> _WRITTEN TASK_:
What follows are records. Restate all of them word for word.

> _RECORDS SHOWN_:
● ● ● ●

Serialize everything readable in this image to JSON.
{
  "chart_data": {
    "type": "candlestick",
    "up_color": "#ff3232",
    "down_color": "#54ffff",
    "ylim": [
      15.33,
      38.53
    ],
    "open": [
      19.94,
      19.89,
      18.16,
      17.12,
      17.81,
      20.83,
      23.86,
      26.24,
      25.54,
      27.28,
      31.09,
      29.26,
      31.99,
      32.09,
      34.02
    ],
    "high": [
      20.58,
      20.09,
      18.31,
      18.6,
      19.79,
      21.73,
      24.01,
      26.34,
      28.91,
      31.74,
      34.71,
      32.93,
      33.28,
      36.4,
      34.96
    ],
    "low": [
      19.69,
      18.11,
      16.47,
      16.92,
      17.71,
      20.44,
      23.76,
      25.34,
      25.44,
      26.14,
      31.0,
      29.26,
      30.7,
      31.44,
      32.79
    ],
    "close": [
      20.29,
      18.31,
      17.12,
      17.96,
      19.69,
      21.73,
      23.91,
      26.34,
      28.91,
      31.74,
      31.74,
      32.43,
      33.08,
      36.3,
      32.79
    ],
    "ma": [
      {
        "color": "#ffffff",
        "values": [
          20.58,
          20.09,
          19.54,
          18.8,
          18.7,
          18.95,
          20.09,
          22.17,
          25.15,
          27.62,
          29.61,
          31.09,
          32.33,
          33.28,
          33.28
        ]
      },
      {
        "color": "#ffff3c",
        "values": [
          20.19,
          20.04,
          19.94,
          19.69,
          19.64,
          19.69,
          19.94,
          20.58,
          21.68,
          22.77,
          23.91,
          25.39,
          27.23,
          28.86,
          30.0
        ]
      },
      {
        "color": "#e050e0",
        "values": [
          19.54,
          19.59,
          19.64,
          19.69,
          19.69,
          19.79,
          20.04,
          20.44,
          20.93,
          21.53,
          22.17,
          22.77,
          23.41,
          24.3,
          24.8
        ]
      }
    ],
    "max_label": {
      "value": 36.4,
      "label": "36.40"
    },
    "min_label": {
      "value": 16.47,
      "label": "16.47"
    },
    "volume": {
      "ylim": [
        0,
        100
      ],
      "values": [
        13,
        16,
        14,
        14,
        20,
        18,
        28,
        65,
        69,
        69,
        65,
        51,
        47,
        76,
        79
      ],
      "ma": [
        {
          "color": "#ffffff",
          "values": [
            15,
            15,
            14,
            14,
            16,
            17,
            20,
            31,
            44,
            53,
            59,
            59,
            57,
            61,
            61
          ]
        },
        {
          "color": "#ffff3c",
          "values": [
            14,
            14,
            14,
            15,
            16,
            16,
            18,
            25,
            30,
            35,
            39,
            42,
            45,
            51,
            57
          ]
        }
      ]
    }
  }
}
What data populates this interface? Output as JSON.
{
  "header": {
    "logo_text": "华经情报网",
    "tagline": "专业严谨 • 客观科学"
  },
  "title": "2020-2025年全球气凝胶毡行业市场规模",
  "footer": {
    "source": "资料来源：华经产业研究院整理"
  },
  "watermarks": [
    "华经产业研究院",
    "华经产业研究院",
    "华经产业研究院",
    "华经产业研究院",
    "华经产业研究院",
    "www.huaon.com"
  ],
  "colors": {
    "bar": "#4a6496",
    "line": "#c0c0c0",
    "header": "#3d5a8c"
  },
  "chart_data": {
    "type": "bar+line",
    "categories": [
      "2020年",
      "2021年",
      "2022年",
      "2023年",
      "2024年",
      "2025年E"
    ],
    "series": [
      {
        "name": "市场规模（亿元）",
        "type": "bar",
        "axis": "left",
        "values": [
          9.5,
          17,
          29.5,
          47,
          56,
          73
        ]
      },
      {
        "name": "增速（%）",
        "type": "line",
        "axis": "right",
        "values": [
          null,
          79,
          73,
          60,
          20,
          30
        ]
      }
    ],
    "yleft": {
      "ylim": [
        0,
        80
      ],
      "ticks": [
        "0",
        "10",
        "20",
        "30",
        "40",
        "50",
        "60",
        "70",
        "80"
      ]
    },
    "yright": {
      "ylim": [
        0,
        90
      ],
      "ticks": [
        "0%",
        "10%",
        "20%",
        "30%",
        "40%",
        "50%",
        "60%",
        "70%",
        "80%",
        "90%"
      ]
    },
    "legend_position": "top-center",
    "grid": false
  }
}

● ● ● ●

> _FINAL RESULT_:
Serialize everything readable in this image to JSON.
{
  "chart_data": {
    "type": "candlestick",
    "up_color": "#ff3232",
    "down_color": "#54ffff",
    "ylim": [
      15.33,
      38.53
    ],
    "open": [
      19.94,
      19.89,
      18.16,
      17.12,
      17.81,
      20.83,
      23.86,
      26.24,
      25.54,
      27.28,
      31.09,
      29.26,
      31.99,
      32.09,
      34.02
    ],
    "high": [
      20.58,
      20.09,
      18.31,
      18.6,
      19.79,
      21.73,
      24.01,
      26.34,
      28.91,
      31.74,
      34.71,
      32.93,
      33.28,
      36.4,
      34.96
    ],
    "low": [
      19.69,
      18.11,
      16.47,
      16.92,
      17.71,
      20.44,
      23.76,
      25.34,
      25.44,
      26.14,
      31.0,
      29.26,
      30.7,
      31.44,
      32.79
    ],
    "close": [
      20.29,
      18.31,
      17.12,
      17.96,
      19.69,
      21.73,
      23.91,
      26.34,
      28.91,
      31.74,
      31.74,
      32.43,
      33.08,
      36.3,
      32.79
    ],
    "ma": [
      {
        "color": "#ffffff",
        "values": [
          20.58,
          20.09,
          19.54,
          18.8,
          18.7,
          18.95,
          20.09,
          22.17,
          25.15,
          27.62,
          29.61,
          31.09,
          32.33,
          33.28,
          33.28
        ]
      },
      {
        "color": "#ffff3c",
        "values": [
          20.19,
          20.04,
          19.94,
          19.69,
          19.64,
          19.69,
          19.94,
          20.58,
          21.68,
          22.77,
          23.91,
          25.39,
          27.23,
          28.86,
          30.0
        ]
      },
      {
        "color": "#e050e0",
        "values": [
          19.54,
          19.59,
          19.64,
          19.69,
          19.69,
          19.79,
          20.04,
          20.44,
          20.93,
          21.53,
          22.17,
          22.77,
          23.41,
          24.3,
          24.8
        ]
      }
    ],
    "max_label": {
      "value": 36.4,
      "label": "36.40"
    },
    "min_label": {
      "value": 16.47,
      "label": "16.47"
    },
    "volume": {
      "ylim": [
        0,
        100
      ],
      "values": [
        13,
        16,
        14,
        14,
        20,
        18,
        28,
        65,
        69,
        69,
        65,
        51,
        47,
        76,
        79
      ],
      "ma": [
        {
          "color": "#ffffff",
          "values": [
            15,
            15,
            14,
            14,
            16,
            17,
            20,
            31,
            44,
            53,
            59,
            59,
            57,
            61,
            61
          ]
        },
        {
          "color": "#ffff3c",
          "values": [
            14,
            14,
            14,
            15,
            16,
            16,
            18,
            25,
            30,
            35,
            39,
            42,
            45,
            51,
            57
          ]
        }
      ]
    }
  }
}
What data populates this interface? Output as JSON.
{
  "header": {
    "logo_text": "华经情报网",
    "tagline": "专业严谨 • 客观科学"
  },
  "title": "2020-2025年全球气凝胶毡行业市场规模",
  "footer": {
    "source": "资料来源：华经产业研究院整理"
  },
  "watermarks": [
    "华经产业研究院",
    "华经产业研究院",
    "华经产业研究院",
    "华经产业研究院",
    "华经产业研究院",
    "www.huaon.com"
  ],
  "colors": {
    "bar": "#4a6496",
    "line": "#c0c0c0",
    "header": "#3d5a8c"
  },
  "chart_data": {
    "type": "bar+line",
    "categories": [
      "2020年",
      "2021年",
      "2022年",
      "2023年",
      "2024年",
      "2025年E"
    ],
    "series": [
      {
        "name": "市场规模（亿元）",
        "type": "bar",
        "axis": "left",
        "values": [
          9.5,
          17,
          29.5,
          47,
          56,
          73
        ]
      },
      {
        "name": "增速（%）",
        "type": "line",
        "axis": "right",
        "values": [
          null,
          79,
          73,
          60,
          20,
          30
        ]
      }
    ],
    "yleft": {
      "ylim": [
        0,
        80
      ],
      "ticks": [
        "0",
        "10",
        "20",
        "30",
        "40",
        "50",
        "60",
        "70",
        "80"
      ]
    },
    "yright": {
      "ylim": [
        0,
        90
      ],
      "ticks": [
        "0%",
        "10%",
        "20%",
        "30%",
        "40%",
        "50%",
        "60%",
        "70%",
        "80%",
        "90%"
      ]
    },
    "legend_position": "top-center",
    "grid": false
  }
}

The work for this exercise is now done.